WHAT IS NEEDED —
Check every line of the material below for the string "title", and return the ones that have it.

TASK INPUT —
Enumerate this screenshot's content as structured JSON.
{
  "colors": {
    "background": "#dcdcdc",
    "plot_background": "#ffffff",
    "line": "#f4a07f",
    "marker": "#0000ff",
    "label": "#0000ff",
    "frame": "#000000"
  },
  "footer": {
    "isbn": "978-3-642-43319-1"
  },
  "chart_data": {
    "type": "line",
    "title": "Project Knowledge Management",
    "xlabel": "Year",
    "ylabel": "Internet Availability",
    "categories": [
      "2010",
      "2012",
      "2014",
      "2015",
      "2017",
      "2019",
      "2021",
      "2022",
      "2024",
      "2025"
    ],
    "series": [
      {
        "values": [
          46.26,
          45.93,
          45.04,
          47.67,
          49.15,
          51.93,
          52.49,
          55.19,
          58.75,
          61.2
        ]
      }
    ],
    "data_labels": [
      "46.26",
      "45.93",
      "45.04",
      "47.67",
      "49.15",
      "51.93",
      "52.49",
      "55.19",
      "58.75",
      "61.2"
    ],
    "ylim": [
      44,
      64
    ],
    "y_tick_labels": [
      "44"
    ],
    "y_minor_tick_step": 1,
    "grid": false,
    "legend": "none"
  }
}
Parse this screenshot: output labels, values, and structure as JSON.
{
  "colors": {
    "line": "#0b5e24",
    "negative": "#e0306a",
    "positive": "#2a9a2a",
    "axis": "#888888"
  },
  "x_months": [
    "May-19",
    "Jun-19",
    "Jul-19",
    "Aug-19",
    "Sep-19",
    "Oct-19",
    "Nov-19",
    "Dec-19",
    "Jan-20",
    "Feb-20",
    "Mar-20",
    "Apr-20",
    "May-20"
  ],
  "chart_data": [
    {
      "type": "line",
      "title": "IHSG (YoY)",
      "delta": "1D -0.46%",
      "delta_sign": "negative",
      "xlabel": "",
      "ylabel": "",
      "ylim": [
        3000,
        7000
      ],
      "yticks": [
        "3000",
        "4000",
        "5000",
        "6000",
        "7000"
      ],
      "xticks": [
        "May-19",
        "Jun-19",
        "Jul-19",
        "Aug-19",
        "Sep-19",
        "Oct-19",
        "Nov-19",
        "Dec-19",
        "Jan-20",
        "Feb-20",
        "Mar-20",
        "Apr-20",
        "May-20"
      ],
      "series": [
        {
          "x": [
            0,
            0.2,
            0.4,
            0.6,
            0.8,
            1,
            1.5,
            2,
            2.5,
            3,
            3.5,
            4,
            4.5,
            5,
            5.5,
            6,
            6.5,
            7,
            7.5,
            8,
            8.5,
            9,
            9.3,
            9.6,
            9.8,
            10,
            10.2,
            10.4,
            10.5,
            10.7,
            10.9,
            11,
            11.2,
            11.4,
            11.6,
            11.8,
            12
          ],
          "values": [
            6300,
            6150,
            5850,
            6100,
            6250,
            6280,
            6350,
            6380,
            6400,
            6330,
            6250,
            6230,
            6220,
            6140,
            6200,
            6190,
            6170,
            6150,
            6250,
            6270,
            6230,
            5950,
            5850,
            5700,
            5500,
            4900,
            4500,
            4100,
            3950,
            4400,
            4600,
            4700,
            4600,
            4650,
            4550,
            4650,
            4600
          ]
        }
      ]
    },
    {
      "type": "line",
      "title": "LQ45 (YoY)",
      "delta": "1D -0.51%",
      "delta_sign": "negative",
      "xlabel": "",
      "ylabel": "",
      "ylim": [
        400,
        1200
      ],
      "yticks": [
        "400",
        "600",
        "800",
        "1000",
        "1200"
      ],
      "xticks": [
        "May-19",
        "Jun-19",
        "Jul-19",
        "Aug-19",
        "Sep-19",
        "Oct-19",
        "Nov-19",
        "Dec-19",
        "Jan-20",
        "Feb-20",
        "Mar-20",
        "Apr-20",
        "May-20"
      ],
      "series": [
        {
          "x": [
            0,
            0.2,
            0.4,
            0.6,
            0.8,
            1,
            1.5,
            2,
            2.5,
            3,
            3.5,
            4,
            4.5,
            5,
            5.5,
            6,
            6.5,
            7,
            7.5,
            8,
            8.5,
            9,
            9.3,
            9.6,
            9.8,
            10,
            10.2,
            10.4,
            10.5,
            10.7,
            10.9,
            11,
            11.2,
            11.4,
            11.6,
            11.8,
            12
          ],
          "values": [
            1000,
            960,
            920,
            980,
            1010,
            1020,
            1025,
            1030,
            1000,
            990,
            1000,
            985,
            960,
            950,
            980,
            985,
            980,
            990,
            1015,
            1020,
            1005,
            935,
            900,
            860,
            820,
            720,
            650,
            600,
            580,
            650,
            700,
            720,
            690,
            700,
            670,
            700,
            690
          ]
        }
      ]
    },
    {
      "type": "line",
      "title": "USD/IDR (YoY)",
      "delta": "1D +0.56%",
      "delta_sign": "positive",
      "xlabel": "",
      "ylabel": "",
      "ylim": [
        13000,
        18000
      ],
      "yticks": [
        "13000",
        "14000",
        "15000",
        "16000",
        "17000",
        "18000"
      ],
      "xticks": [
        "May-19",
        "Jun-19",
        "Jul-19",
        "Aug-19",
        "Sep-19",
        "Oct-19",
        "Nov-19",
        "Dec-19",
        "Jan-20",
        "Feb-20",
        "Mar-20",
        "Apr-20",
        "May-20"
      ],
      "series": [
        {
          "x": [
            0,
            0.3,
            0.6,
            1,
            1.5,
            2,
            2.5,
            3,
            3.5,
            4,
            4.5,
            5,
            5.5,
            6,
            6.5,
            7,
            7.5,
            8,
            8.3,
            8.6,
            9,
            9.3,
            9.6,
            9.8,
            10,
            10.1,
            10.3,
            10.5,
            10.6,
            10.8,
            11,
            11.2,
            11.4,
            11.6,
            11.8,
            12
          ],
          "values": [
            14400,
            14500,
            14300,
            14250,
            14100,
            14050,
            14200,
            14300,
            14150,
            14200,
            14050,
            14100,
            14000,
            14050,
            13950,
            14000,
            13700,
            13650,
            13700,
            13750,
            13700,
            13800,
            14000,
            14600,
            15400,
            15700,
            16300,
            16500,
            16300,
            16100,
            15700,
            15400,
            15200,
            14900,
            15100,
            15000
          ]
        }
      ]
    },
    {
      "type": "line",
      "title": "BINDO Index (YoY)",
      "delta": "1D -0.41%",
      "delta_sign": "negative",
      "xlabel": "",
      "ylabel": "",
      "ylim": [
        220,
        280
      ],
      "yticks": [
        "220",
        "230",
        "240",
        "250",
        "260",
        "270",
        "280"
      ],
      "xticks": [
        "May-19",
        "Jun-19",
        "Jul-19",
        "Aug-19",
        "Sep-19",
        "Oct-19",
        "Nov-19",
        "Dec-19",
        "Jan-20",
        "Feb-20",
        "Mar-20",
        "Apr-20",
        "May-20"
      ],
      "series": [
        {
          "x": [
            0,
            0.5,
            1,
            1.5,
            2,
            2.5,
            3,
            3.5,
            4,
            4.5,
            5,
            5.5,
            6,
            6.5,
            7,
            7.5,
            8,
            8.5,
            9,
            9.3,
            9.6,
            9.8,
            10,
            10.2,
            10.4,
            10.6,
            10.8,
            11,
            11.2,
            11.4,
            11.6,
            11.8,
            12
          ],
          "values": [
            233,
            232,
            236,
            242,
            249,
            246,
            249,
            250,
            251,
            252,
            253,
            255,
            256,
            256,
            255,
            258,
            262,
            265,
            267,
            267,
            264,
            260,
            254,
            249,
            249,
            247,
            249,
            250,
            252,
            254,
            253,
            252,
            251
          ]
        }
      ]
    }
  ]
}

CORRECT RESULT —
    "title": "Project Knowledge Management",
      "title": "IHSG (YoY)",
      "title": "LQ45 (YoY)",
      "title": "USD/IDR (YoY)",
      "title": "BINDO Index (YoY)",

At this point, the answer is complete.